=== Input material ===
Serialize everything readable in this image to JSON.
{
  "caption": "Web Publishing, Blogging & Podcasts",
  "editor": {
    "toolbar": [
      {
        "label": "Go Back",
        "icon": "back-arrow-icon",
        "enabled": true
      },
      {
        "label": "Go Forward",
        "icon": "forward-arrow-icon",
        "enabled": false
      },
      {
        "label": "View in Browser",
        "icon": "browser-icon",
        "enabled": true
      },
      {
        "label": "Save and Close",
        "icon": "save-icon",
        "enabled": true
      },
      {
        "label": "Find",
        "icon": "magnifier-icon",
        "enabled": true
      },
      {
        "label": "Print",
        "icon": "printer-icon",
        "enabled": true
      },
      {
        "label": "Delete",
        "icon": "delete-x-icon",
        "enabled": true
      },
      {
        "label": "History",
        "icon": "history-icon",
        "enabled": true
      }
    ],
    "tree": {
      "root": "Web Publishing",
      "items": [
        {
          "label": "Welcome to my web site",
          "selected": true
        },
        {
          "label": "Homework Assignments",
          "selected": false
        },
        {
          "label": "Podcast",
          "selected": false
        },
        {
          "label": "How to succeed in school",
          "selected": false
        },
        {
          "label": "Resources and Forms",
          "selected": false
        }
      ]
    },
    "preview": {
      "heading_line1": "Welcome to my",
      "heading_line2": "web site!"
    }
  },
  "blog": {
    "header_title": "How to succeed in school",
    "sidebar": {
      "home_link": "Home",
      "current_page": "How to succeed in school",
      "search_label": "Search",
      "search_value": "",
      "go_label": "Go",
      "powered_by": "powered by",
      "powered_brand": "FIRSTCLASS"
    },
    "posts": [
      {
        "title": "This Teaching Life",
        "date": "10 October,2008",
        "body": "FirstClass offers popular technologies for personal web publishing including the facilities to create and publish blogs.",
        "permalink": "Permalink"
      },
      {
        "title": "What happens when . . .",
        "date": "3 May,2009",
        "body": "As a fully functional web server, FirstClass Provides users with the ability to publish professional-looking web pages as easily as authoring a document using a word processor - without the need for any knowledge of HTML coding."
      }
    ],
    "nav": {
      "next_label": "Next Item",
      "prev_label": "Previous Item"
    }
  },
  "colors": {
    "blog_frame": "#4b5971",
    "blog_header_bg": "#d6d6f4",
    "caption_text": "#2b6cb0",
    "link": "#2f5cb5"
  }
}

=== Goal ===
Among the entries above, how many lines hold the string "school"? Give the number by itself.

=== In response ===
3